[Structured figure records]
+ + + +

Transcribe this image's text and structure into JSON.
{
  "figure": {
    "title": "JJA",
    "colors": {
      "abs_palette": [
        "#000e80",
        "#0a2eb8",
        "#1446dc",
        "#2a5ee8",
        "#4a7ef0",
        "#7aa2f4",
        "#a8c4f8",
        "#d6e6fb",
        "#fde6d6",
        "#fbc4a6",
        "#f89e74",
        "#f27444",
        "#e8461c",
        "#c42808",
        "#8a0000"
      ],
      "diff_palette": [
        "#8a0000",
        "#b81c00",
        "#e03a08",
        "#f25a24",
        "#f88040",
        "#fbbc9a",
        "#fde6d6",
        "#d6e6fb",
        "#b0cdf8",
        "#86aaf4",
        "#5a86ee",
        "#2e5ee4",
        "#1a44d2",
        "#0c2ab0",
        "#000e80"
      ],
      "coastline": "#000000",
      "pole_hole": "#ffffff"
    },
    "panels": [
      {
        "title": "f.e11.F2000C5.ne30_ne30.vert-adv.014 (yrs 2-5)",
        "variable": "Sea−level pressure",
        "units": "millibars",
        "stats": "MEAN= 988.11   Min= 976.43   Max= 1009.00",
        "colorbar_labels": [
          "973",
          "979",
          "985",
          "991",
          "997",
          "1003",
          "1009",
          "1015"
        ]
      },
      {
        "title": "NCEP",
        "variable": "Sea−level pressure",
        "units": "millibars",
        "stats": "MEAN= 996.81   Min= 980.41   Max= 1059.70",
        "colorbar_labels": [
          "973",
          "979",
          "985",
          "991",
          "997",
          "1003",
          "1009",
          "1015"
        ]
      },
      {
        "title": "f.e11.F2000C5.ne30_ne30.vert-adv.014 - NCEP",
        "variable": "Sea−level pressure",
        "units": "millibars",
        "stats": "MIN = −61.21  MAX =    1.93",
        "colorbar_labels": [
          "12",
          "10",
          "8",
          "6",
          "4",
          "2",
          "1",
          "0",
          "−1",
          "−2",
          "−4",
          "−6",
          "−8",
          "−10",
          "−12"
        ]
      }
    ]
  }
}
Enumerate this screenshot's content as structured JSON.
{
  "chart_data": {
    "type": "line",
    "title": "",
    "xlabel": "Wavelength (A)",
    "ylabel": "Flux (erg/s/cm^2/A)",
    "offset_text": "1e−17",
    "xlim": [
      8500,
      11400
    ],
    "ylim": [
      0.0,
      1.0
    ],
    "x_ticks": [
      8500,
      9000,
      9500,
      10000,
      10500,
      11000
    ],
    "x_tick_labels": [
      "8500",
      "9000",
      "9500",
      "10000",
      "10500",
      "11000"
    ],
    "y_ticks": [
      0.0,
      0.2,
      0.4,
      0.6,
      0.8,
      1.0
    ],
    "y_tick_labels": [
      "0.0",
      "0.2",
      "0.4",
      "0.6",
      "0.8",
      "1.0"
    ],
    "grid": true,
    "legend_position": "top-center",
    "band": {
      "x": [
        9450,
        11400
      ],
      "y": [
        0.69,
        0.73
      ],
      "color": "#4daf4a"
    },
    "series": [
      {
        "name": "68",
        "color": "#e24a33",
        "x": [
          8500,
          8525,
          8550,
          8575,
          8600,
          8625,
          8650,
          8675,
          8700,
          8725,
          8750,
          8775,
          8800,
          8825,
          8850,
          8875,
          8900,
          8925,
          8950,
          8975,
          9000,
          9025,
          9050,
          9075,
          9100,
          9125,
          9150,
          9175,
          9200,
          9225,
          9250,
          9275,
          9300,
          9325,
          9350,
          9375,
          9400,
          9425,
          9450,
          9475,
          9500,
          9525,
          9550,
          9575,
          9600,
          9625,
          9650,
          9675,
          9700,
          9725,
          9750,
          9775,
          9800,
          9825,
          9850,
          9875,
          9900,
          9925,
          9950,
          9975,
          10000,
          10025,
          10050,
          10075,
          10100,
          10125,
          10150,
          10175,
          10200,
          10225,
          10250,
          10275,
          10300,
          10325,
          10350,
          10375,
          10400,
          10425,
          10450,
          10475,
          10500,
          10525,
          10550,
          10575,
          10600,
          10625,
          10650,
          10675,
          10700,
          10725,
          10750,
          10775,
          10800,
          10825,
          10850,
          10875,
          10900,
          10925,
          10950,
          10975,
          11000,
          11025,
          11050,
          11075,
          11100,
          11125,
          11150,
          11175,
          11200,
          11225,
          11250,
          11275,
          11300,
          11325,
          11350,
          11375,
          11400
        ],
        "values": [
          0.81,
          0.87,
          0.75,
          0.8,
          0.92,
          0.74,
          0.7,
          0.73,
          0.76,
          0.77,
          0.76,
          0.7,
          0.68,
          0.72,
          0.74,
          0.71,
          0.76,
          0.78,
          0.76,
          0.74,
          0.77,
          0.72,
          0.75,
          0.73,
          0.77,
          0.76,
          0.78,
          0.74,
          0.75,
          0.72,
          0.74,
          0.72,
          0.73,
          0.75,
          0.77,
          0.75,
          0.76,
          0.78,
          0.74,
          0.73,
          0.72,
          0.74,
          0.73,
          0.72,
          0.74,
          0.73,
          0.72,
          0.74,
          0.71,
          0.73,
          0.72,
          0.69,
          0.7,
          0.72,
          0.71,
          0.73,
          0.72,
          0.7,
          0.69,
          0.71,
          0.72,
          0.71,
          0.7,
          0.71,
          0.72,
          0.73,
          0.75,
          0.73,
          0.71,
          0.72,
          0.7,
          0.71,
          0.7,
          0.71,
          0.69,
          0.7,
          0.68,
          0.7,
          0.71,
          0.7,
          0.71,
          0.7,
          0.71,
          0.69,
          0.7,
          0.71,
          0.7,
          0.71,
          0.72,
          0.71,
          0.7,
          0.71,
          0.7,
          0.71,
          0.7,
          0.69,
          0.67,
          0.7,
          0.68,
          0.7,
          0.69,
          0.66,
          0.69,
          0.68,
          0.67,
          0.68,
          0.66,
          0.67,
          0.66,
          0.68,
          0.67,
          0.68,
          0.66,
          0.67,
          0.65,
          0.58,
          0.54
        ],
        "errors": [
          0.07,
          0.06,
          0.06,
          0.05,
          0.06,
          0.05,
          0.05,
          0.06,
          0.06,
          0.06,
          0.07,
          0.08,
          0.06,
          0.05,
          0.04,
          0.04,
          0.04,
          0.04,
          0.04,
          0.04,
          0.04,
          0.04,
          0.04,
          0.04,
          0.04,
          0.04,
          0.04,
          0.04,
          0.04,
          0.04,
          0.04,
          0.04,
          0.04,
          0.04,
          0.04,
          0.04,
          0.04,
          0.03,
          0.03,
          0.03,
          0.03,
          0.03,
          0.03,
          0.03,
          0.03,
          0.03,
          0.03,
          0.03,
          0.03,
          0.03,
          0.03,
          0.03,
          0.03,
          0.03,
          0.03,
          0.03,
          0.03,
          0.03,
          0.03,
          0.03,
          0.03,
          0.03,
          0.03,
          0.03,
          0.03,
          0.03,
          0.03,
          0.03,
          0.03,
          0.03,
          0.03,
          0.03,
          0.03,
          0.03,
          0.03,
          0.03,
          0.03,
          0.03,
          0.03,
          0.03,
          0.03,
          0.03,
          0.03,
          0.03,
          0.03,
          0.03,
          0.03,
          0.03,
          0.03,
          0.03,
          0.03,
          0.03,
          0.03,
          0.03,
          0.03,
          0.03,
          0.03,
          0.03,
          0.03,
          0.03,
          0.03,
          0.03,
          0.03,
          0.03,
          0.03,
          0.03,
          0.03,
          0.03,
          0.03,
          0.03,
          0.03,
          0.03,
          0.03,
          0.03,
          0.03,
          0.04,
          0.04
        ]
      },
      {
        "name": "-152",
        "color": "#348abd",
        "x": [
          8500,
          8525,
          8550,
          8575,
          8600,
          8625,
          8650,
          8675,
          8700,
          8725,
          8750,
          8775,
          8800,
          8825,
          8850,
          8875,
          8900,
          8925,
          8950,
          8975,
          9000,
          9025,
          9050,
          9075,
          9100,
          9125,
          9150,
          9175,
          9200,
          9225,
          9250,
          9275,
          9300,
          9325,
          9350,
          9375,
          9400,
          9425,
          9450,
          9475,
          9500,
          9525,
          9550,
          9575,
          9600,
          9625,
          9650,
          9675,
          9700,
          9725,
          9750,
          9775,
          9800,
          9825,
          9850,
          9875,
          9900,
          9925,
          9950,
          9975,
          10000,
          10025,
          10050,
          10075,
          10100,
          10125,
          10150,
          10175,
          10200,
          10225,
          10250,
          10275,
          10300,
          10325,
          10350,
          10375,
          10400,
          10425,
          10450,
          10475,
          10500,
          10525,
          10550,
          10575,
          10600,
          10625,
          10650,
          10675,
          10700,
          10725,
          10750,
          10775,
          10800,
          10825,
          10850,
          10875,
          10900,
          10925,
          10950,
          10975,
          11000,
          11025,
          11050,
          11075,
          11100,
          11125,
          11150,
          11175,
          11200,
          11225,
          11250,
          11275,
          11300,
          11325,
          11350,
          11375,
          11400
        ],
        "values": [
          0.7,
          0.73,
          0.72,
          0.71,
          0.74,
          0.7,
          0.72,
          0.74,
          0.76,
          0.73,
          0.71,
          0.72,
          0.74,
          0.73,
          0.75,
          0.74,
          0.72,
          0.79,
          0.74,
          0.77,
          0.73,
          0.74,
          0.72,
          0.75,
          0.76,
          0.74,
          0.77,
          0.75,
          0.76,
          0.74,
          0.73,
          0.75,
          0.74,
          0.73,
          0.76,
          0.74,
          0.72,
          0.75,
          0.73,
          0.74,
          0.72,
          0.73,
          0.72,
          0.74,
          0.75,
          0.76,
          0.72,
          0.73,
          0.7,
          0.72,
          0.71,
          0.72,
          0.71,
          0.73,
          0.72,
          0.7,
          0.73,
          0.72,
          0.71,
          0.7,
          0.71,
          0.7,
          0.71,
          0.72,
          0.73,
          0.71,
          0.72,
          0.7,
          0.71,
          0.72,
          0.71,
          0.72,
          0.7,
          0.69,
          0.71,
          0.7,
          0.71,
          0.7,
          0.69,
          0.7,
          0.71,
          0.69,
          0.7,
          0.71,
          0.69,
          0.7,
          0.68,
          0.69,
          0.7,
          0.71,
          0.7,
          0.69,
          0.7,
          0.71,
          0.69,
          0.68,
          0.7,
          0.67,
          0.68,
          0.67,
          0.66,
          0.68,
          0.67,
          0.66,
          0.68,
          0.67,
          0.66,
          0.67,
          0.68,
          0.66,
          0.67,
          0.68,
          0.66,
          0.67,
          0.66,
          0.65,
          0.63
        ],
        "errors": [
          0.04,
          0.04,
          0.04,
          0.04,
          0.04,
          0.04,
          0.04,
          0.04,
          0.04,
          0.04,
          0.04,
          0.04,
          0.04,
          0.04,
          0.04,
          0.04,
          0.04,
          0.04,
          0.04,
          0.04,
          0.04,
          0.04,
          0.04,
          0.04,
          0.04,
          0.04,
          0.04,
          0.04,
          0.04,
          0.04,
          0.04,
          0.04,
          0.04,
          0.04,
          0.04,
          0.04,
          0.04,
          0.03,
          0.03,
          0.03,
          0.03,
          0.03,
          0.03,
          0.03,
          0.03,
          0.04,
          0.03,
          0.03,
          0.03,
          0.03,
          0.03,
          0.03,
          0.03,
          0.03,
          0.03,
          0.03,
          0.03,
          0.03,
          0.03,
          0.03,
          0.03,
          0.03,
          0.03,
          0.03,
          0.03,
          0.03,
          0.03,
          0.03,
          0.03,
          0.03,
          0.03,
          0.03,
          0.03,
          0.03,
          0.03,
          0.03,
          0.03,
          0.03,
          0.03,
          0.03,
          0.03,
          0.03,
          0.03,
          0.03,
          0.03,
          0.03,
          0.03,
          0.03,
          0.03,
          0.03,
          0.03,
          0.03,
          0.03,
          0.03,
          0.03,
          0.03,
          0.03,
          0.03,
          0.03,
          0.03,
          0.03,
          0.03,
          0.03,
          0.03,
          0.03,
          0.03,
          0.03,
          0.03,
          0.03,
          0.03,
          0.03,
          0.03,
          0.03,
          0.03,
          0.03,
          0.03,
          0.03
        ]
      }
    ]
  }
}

+ + + +

• _INSTRUCTIONS TO FOLLOW_
Scan the entries above and work out how many lines include the word "stats"; the reply is that number alone.

• _IN RESPONSE_
3